* What is required
Say how many lines of the material below contain the word "votre", with no other words.

**** Material ****

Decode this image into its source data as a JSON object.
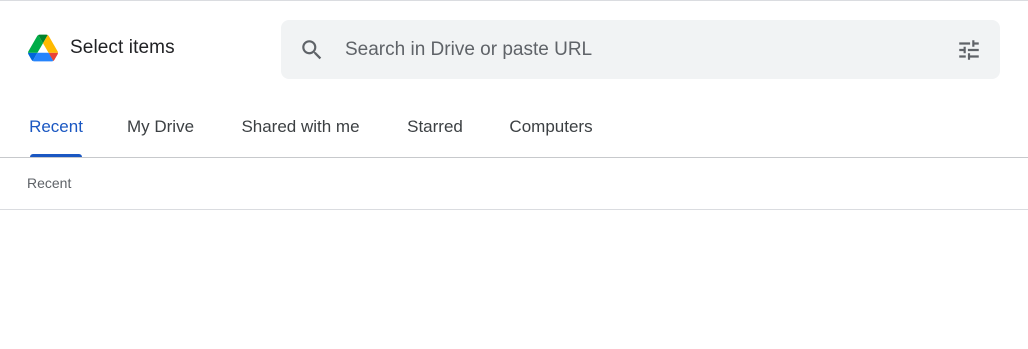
{
  "header": {
    "title": "Select items",
    "logo": "google-drive-logo"
  },
  "search": {
    "placeholder": "Search in Drive or paste URL",
    "value": "",
    "icon": "search-icon",
    "filter_icon": "tune-icon"
  },
  "tabs": [
    {
      "label": "Recent",
      "active": true
    },
    {
      "label": "My Drive",
      "active": false
    },
    {
      "label": "Shared with me",
      "active": false
    },
    {
      "label": "Starred",
      "active": false
    },
    {
      "label": "Computers",
      "active": false
    }
  ],
  "section": {
    "label": "Recent"
  },
  "colors": {
    "accent": "#1a57c2",
    "search_bg": "#f1f3f4",
    "text_primary": "#202124",
    "text_secondary": "#5f6368"
  }
}
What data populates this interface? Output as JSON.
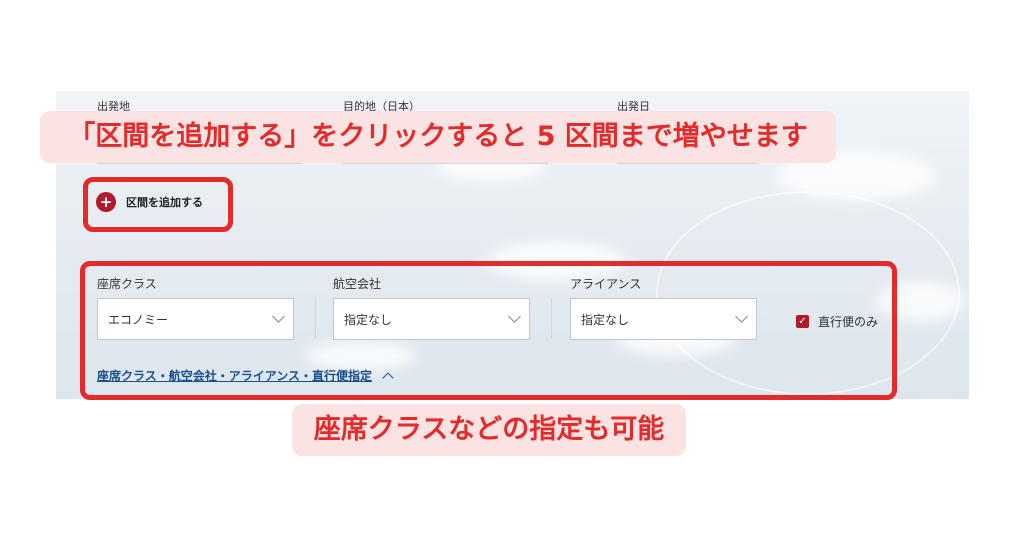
{
  "search_form": {
    "origin_label": "出発地",
    "destination_label": "目的地（日本）",
    "departure_date_label": "出発日",
    "add_segment_label": "区間を追加する",
    "add_icon": "plus-circle-icon"
  },
  "options": {
    "seat_class": {
      "label": "座席クラス",
      "value": "エコノミー"
    },
    "airline": {
      "label": "航空会社",
      "value": "指定なし"
    },
    "alliance": {
      "label": "アライアンス",
      "value": "指定なし"
    },
    "nonstop": {
      "label": "直行便のみ",
      "checked": true
    },
    "toggle_link": "座席クラス・航空会社・アライアンス・直行便指定"
  },
  "annotations": {
    "top": "「区間を追加する」をクリックすると 5 区間まで増やせます",
    "bottom": "座席クラスなどの指定も可能"
  },
  "colors": {
    "annotation_red": "#e32b2b",
    "annotation_bg": "#fbe3e3",
    "brand_red": "#b11a2a",
    "link_blue": "#1a4f8c"
  }
}
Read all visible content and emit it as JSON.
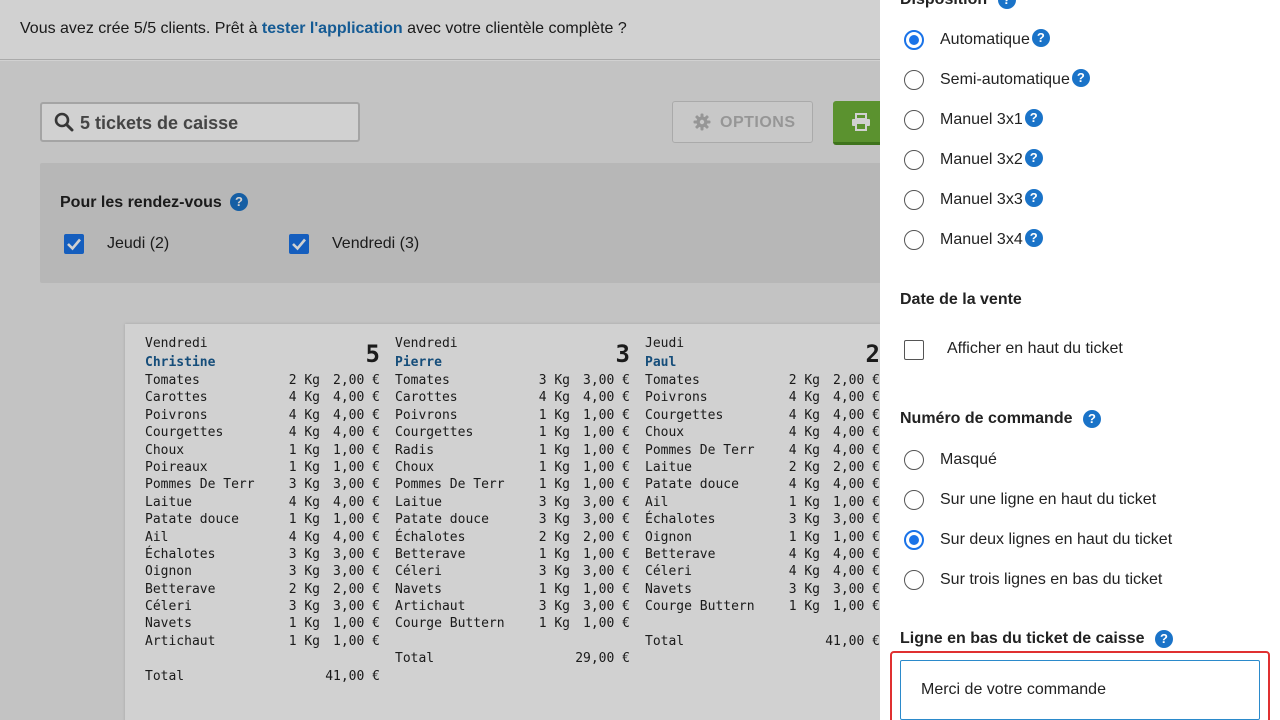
{
  "banner": {
    "text_before": "Vous avez crée 5/5 clients. Prêt à ",
    "link": "tester l'application",
    "text_after": " avec votre clientèle complète ?"
  },
  "toolbar": {
    "search_value": "5 tickets de caisse",
    "options_label": "OPTIONS"
  },
  "filters": {
    "title": "Pour les rendez-vous",
    "days": [
      {
        "label": "Jeudi (2)",
        "checked": true
      },
      {
        "label": "Vendredi (3)",
        "checked": true
      }
    ]
  },
  "tickets": [
    {
      "day": "Vendredi",
      "number": "5",
      "client": "Christine",
      "items": [
        [
          "Tomates",
          "2 Kg",
          "2,00 €"
        ],
        [
          "Carottes",
          "4 Kg",
          "4,00 €"
        ],
        [
          "Poivrons",
          "4 Kg",
          "4,00 €"
        ],
        [
          "Courgettes",
          "4 Kg",
          "4,00 €"
        ],
        [
          "Choux",
          "1 Kg",
          "1,00 €"
        ],
        [
          "Poireaux",
          "1 Kg",
          "1,00 €"
        ],
        [
          "Pommes De Terr",
          "3 Kg",
          "3,00 €"
        ],
        [
          "Laitue",
          "4 Kg",
          "4,00 €"
        ],
        [
          "Patate douce",
          "1 Kg",
          "1,00 €"
        ],
        [
          "Ail",
          "4 Kg",
          "4,00 €"
        ],
        [
          "Échalotes",
          "3 Kg",
          "3,00 €"
        ],
        [
          "Oignon",
          "3 Kg",
          "3,00 €"
        ],
        [
          "Betterave",
          "2 Kg",
          "2,00 €"
        ],
        [
          "Céleri",
          "3 Kg",
          "3,00 €"
        ],
        [
          "Navets",
          "1 Kg",
          "1,00 €"
        ],
        [
          "Artichaut",
          "1 Kg",
          "1,00 €"
        ]
      ],
      "total_label": "Total",
      "total": "41,00 €"
    },
    {
      "day": "Vendredi",
      "number": "3",
      "client": "Pierre",
      "items": [
        [
          "Tomates",
          "3 Kg",
          "3,00 €"
        ],
        [
          "Carottes",
          "4 Kg",
          "4,00 €"
        ],
        [
          "Poivrons",
          "1 Kg",
          "1,00 €"
        ],
        [
          "Courgettes",
          "1 Kg",
          "1,00 €"
        ],
        [
          "Radis",
          "1 Kg",
          "1,00 €"
        ],
        [
          "Choux",
          "1 Kg",
          "1,00 €"
        ],
        [
          "Pommes De Terr",
          "1 Kg",
          "1,00 €"
        ],
        [
          "Laitue",
          "3 Kg",
          "3,00 €"
        ],
        [
          "Patate douce",
          "3 Kg",
          "3,00 €"
        ],
        [
          "Échalotes",
          "2 Kg",
          "2,00 €"
        ],
        [
          "Betterave",
          "1 Kg",
          "1,00 €"
        ],
        [
          "Céleri",
          "3 Kg",
          "3,00 €"
        ],
        [
          "Navets",
          "1 Kg",
          "1,00 €"
        ],
        [
          "Artichaut",
          "3 Kg",
          "3,00 €"
        ],
        [
          "Courge Buttern",
          "1 Kg",
          "1,00 €"
        ]
      ],
      "total_label": "Total",
      "total": "29,00 €"
    },
    {
      "day": "Jeudi",
      "number": "2",
      "client": "Paul",
      "items": [
        [
          "Tomates",
          "2 Kg",
          "2,00 €"
        ],
        [
          "Poivrons",
          "4 Kg",
          "4,00 €"
        ],
        [
          "Courgettes",
          "4 Kg",
          "4,00 €"
        ],
        [
          "Choux",
          "4 Kg",
          "4,00 €"
        ],
        [
          "Pommes De Terr",
          "4 Kg",
          "4,00 €"
        ],
        [
          "Laitue",
          "2 Kg",
          "2,00 €"
        ],
        [
          "Patate douce",
          "4 Kg",
          "4,00 €"
        ],
        [
          "Ail",
          "1 Kg",
          "1,00 €"
        ],
        [
          "Échalotes",
          "3 Kg",
          "3,00 €"
        ],
        [
          "Oignon",
          "1 Kg",
          "1,00 €"
        ],
        [
          "Betterave",
          "4 Kg",
          "4,00 €"
        ],
        [
          "Céleri",
          "4 Kg",
          "4,00 €"
        ],
        [
          "Navets",
          "3 Kg",
          "3,00 €"
        ],
        [
          "Courge Buttern",
          "1 Kg",
          "1,00 €"
        ]
      ],
      "total_label": "Total",
      "total": "41,00 €"
    }
  ],
  "panel": {
    "disposition": {
      "title": "Disposition",
      "options": [
        {
          "label": "Automatique",
          "selected": true,
          "help": true
        },
        {
          "label": "Semi-automatique",
          "selected": false,
          "help": true
        },
        {
          "label": "Manuel 3x1",
          "selected": false,
          "help": true
        },
        {
          "label": "Manuel 3x2",
          "selected": false,
          "help": true
        },
        {
          "label": "Manuel 3x3",
          "selected": false,
          "help": true
        },
        {
          "label": "Manuel 3x4",
          "selected": false,
          "help": true
        }
      ]
    },
    "date": {
      "title": "Date de la vente",
      "checkbox_label": "Afficher en haut du ticket",
      "checked": false
    },
    "order_number": {
      "title": "Numéro de commande",
      "options": [
        {
          "label": "Masqué",
          "selected": false
        },
        {
          "label": "Sur une ligne en haut du ticket",
          "selected": false
        },
        {
          "label": "Sur deux lignes en haut du ticket",
          "selected": true
        },
        {
          "label": "Sur trois lignes en bas du ticket",
          "selected": false
        }
      ]
    },
    "footer_line": {
      "title": "Ligne en bas du ticket de caisse",
      "value": "Merci de votre commande"
    }
  },
  "icons": {
    "help_glyph": "?"
  },
  "colors": {
    "accent": "#1a73e8",
    "link": "#1a6fb5",
    "print_button": "#6fb33a",
    "highlight_border": "#e03030"
  }
}
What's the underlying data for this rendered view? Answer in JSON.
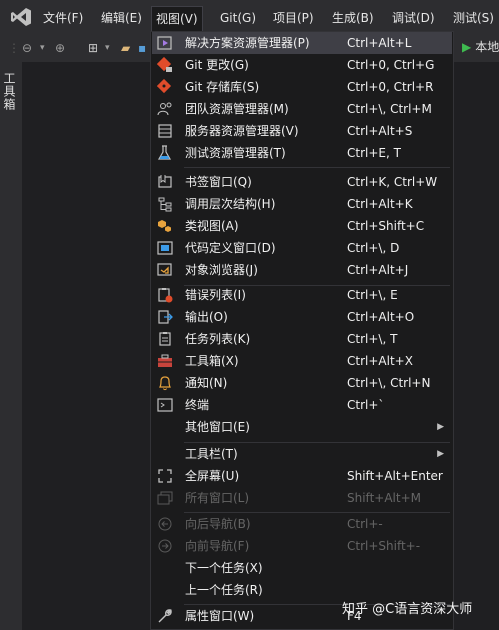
{
  "menubar": {
    "items": [
      "文件(F)",
      "编辑(E)",
      "视图(V)",
      "Git(G)",
      "项目(P)",
      "生成(B)",
      "调试(D)",
      "测试(S)"
    ]
  },
  "toolbar": {
    "start_label": "本地"
  },
  "sidebar": {
    "toolbox_tab": "工具箱"
  },
  "view_menu": {
    "items": [
      {
        "label": "解决方案资源管理器(P)",
        "shortcut": "Ctrl+Alt+L",
        "icon": "solution-explorer-icon"
      },
      {
        "label": "Git 更改(G)",
        "shortcut": "Ctrl+0, Ctrl+G",
        "icon": "git-changes-icon"
      },
      {
        "label": "Git 存储库(S)",
        "shortcut": "Ctrl+0, Ctrl+R",
        "icon": "git-repository-icon"
      },
      {
        "label": "团队资源管理器(M)",
        "shortcut": "Ctrl+\\, Ctrl+M",
        "icon": "team-explorer-icon"
      },
      {
        "label": "服务器资源管理器(V)",
        "shortcut": "Ctrl+Alt+S",
        "icon": "server-explorer-icon"
      },
      {
        "label": "测试资源管理器(T)",
        "shortcut": "Ctrl+E, T",
        "icon": "test-explorer-icon"
      },
      {
        "label": "书签窗口(Q)",
        "shortcut": "Ctrl+K, Ctrl+W",
        "icon": "bookmark-icon"
      },
      {
        "label": "调用层次结构(H)",
        "shortcut": "Ctrl+Alt+K",
        "icon": "call-hierarchy-icon"
      },
      {
        "label": "类视图(A)",
        "shortcut": "Ctrl+Shift+C",
        "icon": "class-view-icon"
      },
      {
        "label": "代码定义窗口(D)",
        "shortcut": "Ctrl+\\, D",
        "icon": "code-definition-icon"
      },
      {
        "label": "对象浏览器(J)",
        "shortcut": "Ctrl+Alt+J",
        "icon": "object-browser-icon"
      },
      {
        "label": "错误列表(I)",
        "shortcut": "Ctrl+\\, E",
        "icon": "error-list-icon"
      },
      {
        "label": "输出(O)",
        "shortcut": "Ctrl+Alt+O",
        "icon": "output-icon"
      },
      {
        "label": "任务列表(K)",
        "shortcut": "Ctrl+\\, T",
        "icon": "task-list-icon"
      },
      {
        "label": "工具箱(X)",
        "shortcut": "Ctrl+Alt+X",
        "icon": "toolbox-icon"
      },
      {
        "label": "通知(N)",
        "shortcut": "Ctrl+\\, Ctrl+N",
        "icon": "notification-bell-icon"
      },
      {
        "label": "终端",
        "shortcut": "Ctrl+`",
        "icon": "terminal-icon"
      },
      {
        "label": "其他窗口(E)",
        "shortcut": "",
        "icon": ""
      },
      {
        "label": "工具栏(T)",
        "shortcut": "",
        "icon": ""
      },
      {
        "label": "全屏幕(U)",
        "shortcut": "Shift+Alt+Enter",
        "icon": "fullscreen-icon"
      },
      {
        "label": "所有窗口(L)",
        "shortcut": "Shift+Alt+M",
        "icon": "all-windows-icon"
      },
      {
        "label": "向后导航(B)",
        "shortcut": "Ctrl+-",
        "icon": "navigate-back-icon"
      },
      {
        "label": "向前导航(F)",
        "shortcut": "Ctrl+Shift+-",
        "icon": "navigate-forward-icon"
      },
      {
        "label": "下一个任务(X)",
        "shortcut": "",
        "icon": ""
      },
      {
        "label": "上一个任务(R)",
        "shortcut": "",
        "icon": ""
      },
      {
        "label": "属性窗口(W)",
        "shortcut": "F4",
        "icon": "wrench-icon"
      }
    ]
  },
  "watermark": "知乎 @C语言资深大师",
  "colors": {
    "menu_bg": "#1b1b1c",
    "highlight": "#3f3f46",
    "accent": "#68217a",
    "text": "#f1f1f1",
    "disabled": "#656565"
  }
}
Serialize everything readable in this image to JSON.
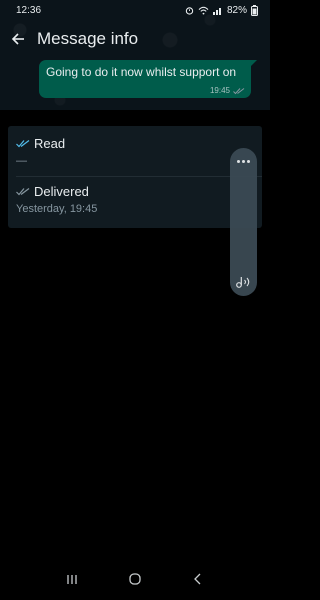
{
  "status_bar": {
    "time": "12:36",
    "battery": "82%"
  },
  "header": {
    "title": "Message info"
  },
  "message": {
    "text": "Going to do it now whilst support on",
    "time": "19:45"
  },
  "info": {
    "read_label": "Read",
    "read_value": "—",
    "delivered_label": "Delivered",
    "delivered_value": "Yesterday, 19:45"
  },
  "colors": {
    "read_ticks": "#53bdeb",
    "delivered_ticks": "#8696a0",
    "bubble": "#005c4b",
    "card": "#111b21"
  },
  "icons": {
    "back": "arrow-left-icon",
    "more": "more-vertical-icon",
    "audio": "audio-icon",
    "recent_apps": "recent-apps-icon",
    "home": "home-icon",
    "nav_back": "nav-back-icon"
  }
}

****

* Final answer
2